- **Challenge**
Pick every line with "Operand" from the material below.

----------

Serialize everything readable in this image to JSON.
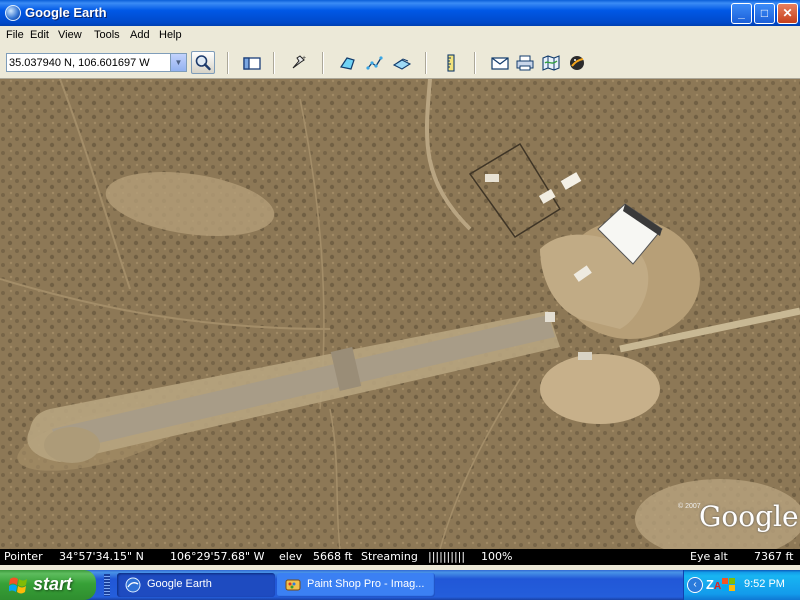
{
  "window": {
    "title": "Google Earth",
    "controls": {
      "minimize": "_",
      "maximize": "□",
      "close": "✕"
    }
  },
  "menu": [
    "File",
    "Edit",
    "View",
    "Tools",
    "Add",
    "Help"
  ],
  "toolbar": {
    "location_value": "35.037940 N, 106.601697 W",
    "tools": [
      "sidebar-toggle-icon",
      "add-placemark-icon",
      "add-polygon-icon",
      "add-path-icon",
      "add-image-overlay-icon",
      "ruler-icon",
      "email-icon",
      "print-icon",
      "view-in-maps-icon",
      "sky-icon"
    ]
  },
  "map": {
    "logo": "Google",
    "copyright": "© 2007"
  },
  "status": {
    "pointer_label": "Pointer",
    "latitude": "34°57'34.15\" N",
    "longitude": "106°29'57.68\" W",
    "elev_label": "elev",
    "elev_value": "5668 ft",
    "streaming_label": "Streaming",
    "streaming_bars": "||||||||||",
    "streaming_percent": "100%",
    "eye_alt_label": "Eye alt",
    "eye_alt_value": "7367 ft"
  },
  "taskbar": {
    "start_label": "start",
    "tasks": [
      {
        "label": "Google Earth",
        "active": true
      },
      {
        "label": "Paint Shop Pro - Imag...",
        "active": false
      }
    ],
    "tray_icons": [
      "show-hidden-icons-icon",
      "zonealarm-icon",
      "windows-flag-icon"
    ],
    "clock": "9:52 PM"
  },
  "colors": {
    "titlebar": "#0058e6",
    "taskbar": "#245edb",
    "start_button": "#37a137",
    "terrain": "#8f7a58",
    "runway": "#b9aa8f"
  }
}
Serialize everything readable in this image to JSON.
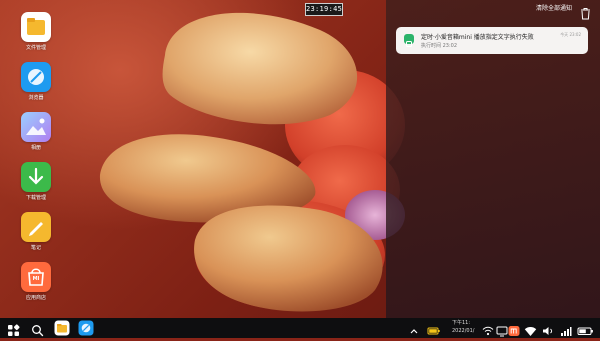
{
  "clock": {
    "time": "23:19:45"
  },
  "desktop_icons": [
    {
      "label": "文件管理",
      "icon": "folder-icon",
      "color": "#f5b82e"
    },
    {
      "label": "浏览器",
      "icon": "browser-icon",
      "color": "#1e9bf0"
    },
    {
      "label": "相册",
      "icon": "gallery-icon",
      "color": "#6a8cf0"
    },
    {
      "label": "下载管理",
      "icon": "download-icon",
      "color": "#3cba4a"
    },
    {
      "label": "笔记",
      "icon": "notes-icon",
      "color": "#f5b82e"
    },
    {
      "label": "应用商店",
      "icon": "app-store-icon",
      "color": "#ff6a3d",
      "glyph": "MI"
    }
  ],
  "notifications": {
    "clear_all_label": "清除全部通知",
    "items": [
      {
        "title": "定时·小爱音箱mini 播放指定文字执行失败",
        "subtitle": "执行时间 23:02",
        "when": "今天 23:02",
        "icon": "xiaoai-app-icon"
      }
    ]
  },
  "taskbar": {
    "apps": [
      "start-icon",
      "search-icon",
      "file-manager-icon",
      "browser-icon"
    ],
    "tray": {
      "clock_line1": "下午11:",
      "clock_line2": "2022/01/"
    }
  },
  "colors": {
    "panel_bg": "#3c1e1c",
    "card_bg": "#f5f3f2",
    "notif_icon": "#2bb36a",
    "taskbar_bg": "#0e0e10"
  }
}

----------

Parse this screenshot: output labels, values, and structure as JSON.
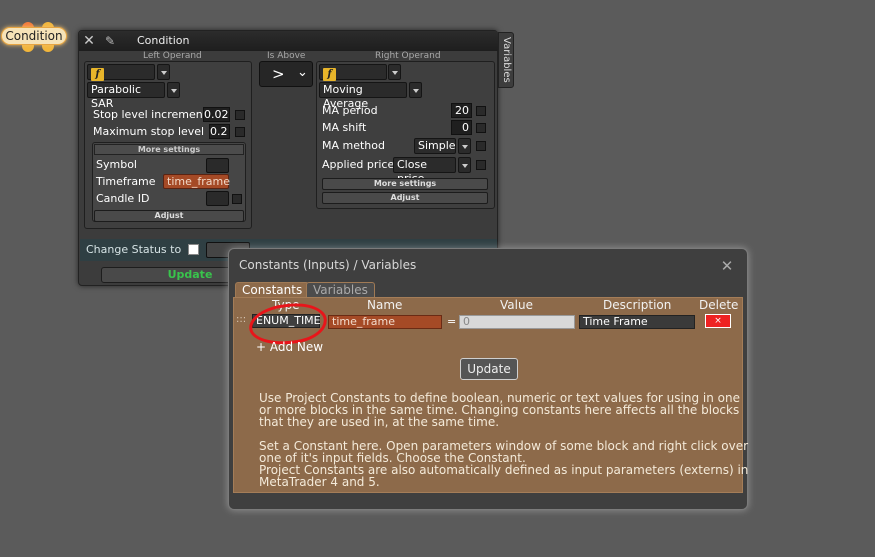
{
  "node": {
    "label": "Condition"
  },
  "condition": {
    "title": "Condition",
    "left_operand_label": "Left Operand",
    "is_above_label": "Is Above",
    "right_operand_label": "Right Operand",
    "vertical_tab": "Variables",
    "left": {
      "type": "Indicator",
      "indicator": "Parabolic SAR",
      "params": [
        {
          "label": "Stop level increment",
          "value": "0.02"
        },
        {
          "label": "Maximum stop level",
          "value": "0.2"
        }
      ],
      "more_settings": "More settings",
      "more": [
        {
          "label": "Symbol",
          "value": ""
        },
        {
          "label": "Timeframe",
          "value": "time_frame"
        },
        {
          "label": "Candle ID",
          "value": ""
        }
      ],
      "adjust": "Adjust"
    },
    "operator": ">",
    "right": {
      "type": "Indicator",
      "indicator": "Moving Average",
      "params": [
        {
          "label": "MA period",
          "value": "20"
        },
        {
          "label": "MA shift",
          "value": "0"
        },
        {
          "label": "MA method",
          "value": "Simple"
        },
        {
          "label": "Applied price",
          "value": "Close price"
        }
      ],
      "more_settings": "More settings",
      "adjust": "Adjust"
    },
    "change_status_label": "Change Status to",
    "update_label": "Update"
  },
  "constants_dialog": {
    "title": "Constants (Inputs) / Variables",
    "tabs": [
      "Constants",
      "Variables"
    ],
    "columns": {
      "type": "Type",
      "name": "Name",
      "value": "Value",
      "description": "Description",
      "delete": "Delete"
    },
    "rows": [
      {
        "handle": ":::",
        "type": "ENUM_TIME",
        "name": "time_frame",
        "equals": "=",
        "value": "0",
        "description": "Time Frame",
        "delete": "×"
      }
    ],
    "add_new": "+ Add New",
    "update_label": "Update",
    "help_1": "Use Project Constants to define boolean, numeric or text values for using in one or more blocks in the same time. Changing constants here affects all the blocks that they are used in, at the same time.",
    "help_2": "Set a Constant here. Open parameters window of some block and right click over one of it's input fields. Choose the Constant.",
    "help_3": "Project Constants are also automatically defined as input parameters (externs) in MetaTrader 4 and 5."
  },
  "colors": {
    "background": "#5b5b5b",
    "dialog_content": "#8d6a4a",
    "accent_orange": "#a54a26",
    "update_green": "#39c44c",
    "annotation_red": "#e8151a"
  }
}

----------

- **Reply to the task**
    "left_operand_label": "Left Operand",
    "right_operand_label": "Right Operand",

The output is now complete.